§ Source data
◇ ◇ ◇ ◇ ◇

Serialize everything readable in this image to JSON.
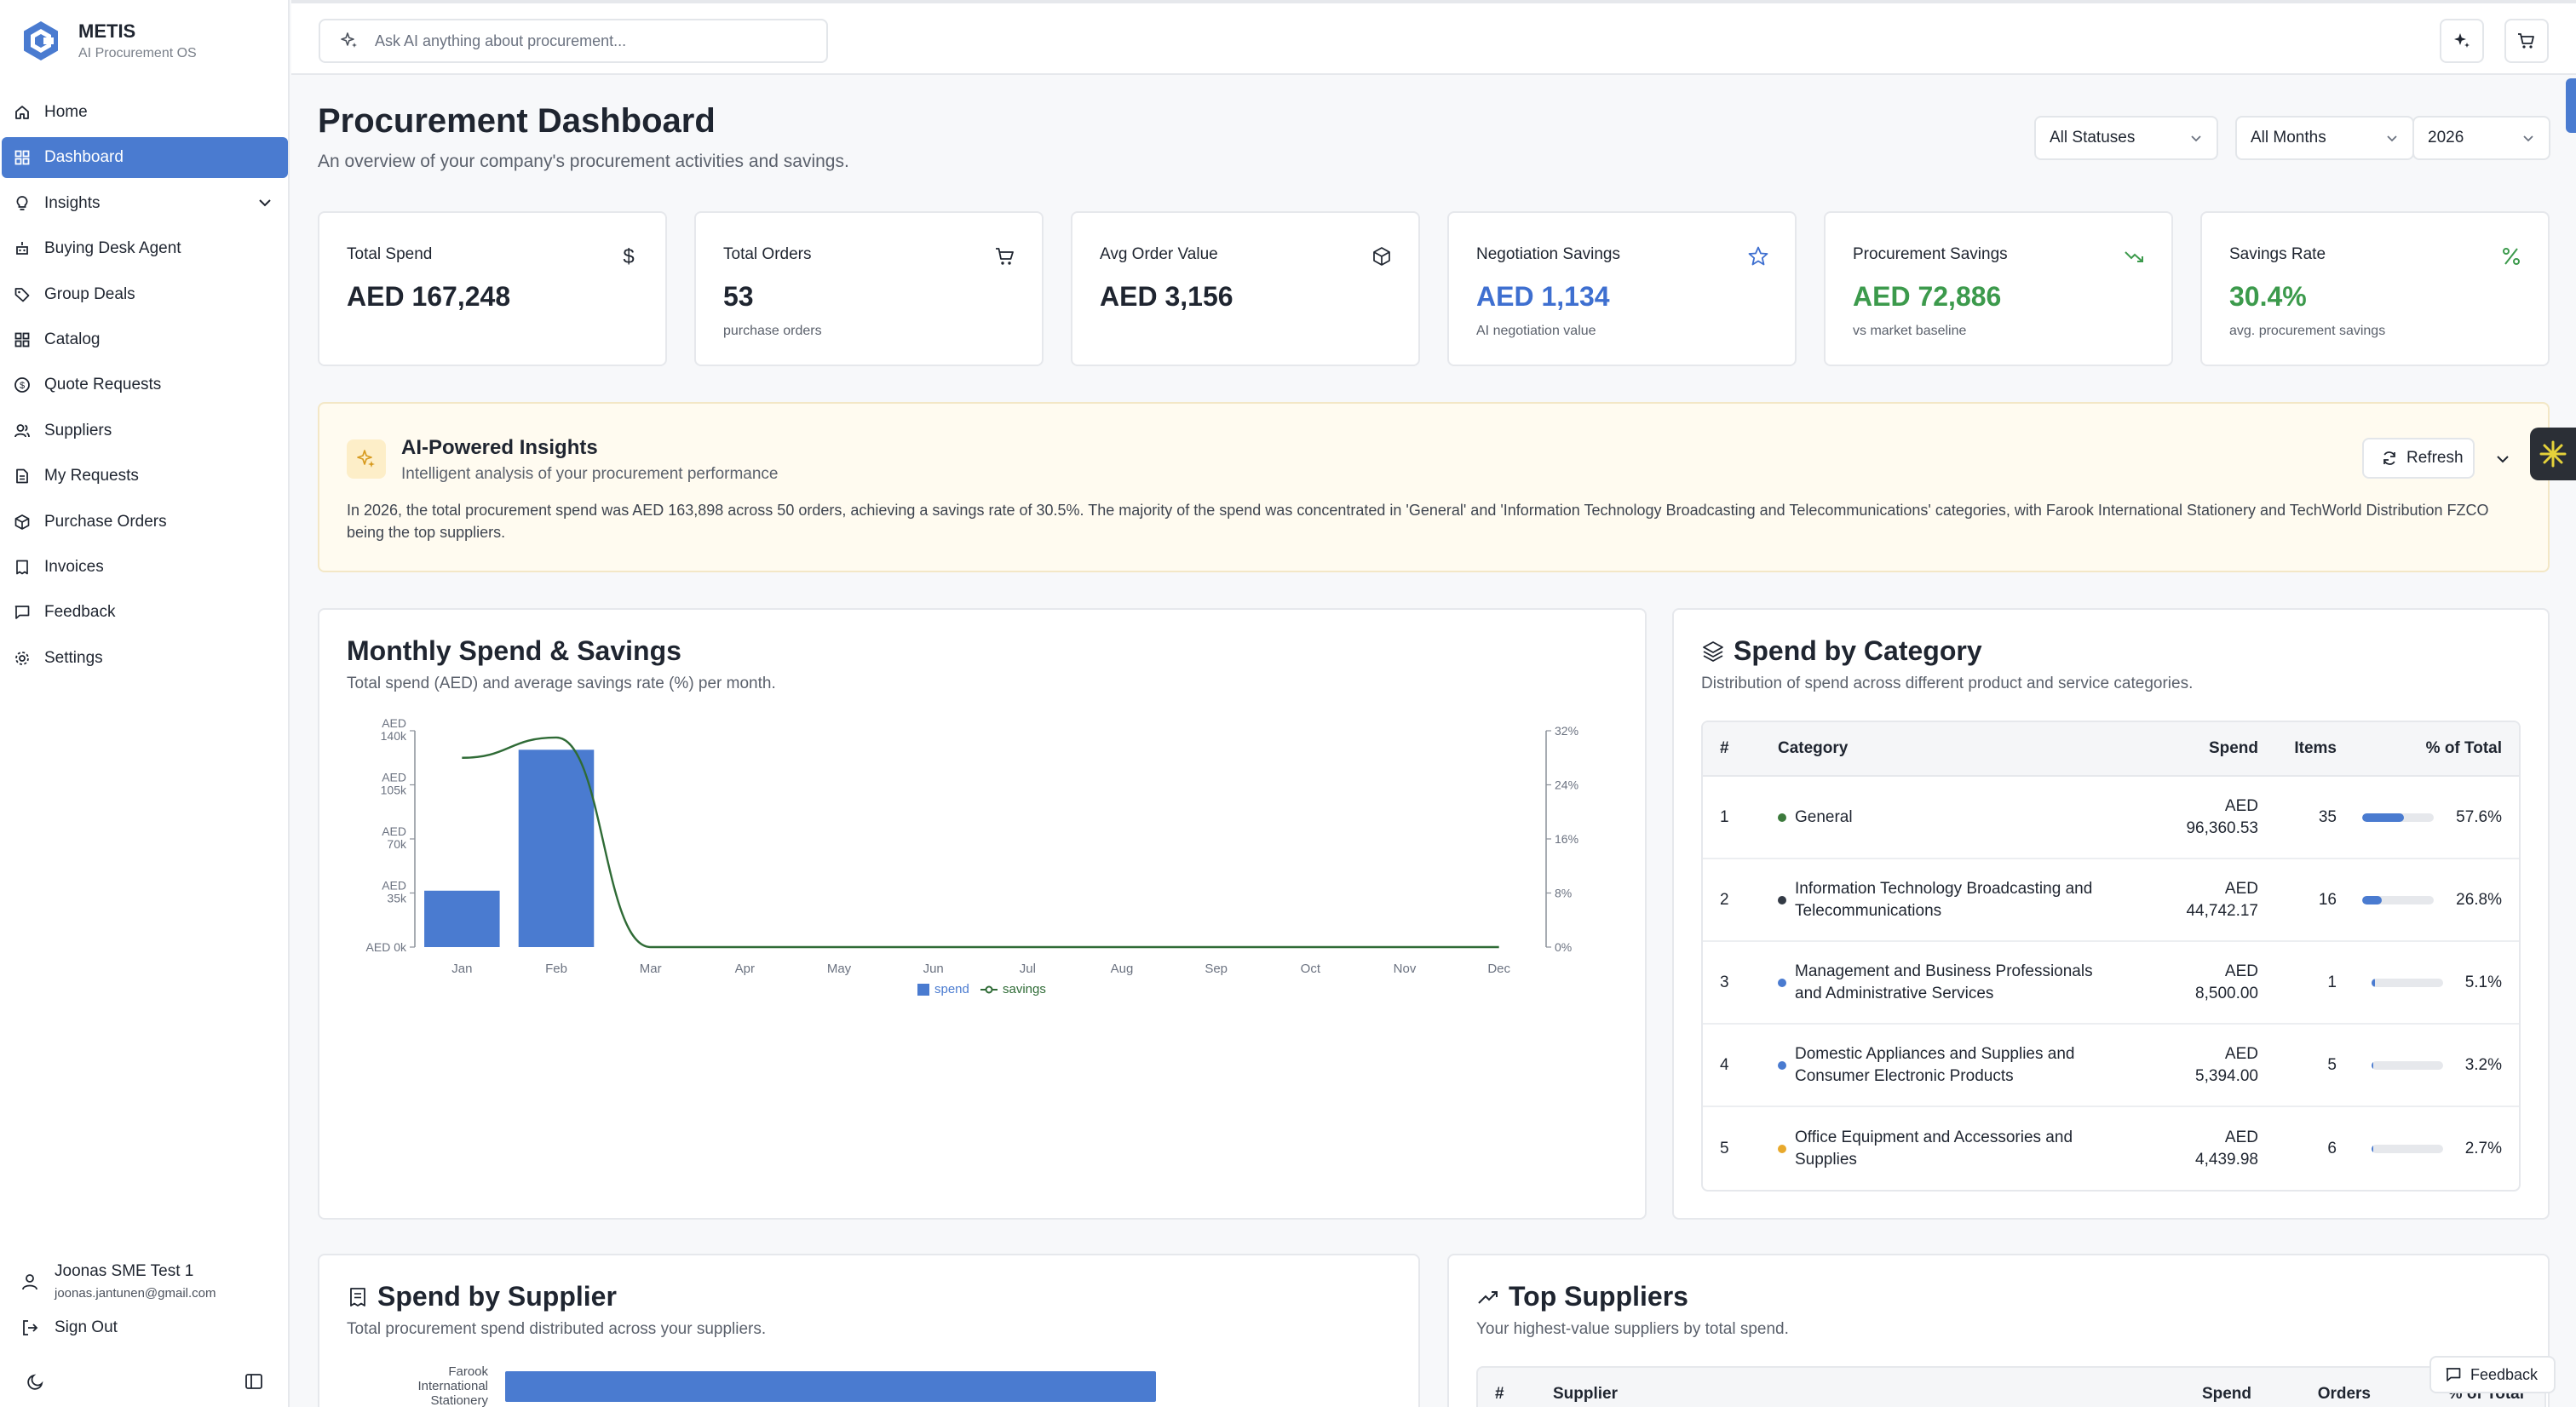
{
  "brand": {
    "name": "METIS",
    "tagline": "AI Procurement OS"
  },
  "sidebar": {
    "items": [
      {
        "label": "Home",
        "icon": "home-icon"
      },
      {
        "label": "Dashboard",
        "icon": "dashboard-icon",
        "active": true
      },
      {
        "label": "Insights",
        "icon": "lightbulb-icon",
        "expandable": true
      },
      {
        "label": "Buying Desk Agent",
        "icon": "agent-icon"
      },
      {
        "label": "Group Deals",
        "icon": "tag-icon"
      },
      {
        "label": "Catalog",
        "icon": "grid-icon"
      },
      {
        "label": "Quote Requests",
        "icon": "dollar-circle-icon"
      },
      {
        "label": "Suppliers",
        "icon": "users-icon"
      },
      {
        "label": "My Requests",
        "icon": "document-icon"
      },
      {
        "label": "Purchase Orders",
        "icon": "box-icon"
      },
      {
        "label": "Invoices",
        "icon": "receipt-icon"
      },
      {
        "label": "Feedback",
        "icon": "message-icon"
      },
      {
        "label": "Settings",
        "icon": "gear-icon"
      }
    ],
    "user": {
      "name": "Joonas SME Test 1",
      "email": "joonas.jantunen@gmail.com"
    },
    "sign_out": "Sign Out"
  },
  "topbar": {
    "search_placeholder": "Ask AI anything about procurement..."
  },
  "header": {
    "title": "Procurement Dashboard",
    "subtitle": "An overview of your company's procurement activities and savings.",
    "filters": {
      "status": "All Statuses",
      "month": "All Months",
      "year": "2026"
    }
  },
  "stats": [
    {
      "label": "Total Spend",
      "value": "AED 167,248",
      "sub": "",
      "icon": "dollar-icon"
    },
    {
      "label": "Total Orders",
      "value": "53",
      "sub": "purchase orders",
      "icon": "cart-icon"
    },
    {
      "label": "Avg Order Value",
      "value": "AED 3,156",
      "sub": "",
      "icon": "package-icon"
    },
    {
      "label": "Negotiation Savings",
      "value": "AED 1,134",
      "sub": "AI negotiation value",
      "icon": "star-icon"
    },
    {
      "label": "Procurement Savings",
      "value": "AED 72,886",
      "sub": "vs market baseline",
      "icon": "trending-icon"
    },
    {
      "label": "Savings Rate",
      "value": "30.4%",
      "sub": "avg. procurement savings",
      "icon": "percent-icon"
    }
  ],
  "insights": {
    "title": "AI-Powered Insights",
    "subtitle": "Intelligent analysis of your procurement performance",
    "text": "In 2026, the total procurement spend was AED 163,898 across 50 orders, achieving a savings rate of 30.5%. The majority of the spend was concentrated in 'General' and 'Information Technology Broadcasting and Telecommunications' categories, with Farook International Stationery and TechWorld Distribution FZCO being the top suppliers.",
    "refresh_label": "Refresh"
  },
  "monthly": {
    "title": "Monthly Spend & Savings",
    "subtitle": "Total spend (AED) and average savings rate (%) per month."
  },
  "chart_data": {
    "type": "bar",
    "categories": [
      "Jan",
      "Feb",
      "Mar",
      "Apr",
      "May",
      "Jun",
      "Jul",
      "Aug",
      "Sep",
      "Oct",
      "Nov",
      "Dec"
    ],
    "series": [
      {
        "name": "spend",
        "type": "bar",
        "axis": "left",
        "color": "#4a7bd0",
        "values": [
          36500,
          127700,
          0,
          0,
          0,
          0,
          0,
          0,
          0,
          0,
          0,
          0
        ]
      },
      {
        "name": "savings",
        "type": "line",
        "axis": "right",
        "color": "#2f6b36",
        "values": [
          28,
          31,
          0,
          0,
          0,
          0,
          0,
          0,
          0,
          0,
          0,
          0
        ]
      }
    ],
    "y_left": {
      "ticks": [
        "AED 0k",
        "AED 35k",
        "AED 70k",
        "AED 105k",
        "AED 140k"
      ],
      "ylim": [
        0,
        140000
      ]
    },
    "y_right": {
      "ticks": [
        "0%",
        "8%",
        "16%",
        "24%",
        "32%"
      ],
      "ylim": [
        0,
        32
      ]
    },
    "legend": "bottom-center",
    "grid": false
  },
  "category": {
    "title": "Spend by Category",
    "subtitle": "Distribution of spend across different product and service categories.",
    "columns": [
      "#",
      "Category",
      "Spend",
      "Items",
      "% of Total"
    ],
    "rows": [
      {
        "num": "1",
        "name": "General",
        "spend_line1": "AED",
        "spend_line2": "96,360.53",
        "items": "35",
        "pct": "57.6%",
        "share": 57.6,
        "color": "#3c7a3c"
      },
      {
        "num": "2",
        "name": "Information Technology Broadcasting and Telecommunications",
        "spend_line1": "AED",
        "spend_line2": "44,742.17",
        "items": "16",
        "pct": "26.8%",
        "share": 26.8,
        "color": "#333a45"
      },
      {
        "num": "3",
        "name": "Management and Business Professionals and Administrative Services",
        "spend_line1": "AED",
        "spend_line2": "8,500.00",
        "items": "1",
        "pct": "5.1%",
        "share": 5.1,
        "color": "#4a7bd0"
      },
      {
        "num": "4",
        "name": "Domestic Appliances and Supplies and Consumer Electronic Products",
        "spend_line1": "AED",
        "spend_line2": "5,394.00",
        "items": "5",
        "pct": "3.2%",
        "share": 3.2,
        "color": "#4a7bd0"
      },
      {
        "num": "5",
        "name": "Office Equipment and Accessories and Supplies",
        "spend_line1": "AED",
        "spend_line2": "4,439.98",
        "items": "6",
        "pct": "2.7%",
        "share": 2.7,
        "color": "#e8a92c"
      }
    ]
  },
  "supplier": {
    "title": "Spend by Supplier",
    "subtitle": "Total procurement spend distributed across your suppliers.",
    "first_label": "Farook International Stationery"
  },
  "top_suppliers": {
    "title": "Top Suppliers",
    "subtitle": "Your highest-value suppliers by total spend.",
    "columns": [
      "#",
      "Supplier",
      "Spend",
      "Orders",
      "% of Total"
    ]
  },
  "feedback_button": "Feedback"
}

◇ ◇ ◇ ◇ ◇

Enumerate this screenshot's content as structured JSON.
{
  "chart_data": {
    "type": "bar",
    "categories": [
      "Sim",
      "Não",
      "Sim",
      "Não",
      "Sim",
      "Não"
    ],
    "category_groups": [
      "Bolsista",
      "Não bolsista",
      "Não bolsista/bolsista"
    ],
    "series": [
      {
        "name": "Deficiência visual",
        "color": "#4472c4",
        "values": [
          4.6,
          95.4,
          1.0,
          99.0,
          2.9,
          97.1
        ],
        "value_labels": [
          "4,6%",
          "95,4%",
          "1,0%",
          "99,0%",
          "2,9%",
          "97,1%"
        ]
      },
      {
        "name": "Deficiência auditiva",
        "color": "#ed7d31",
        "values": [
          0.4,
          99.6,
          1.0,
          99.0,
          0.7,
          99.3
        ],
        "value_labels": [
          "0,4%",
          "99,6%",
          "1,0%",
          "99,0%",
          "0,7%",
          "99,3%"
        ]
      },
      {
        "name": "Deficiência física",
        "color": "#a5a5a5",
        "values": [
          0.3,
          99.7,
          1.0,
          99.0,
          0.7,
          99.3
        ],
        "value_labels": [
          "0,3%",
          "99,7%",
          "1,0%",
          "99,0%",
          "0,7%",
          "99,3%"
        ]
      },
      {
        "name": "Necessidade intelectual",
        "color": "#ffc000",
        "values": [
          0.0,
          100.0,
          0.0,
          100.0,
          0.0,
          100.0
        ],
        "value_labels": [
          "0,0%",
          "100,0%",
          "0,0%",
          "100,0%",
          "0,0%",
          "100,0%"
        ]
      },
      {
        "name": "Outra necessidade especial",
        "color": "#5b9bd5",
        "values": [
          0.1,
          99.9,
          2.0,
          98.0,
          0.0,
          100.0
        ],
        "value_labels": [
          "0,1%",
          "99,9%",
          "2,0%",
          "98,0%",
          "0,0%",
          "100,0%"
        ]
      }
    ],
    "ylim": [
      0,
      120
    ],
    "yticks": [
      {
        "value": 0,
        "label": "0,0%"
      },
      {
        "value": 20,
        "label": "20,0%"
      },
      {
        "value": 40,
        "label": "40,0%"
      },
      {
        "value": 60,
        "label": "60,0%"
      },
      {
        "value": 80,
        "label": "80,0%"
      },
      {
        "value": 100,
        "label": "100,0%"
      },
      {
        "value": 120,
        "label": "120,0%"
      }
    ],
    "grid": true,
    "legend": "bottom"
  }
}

◇ ◇ ◇ ◇ ◇

§ Set problem
Look over the records above and copy each line that includes the string "JSON".

§ Finished task
Serialize everything readable in this image to JSON.
Enumerate this screenshot's content as structured JSON.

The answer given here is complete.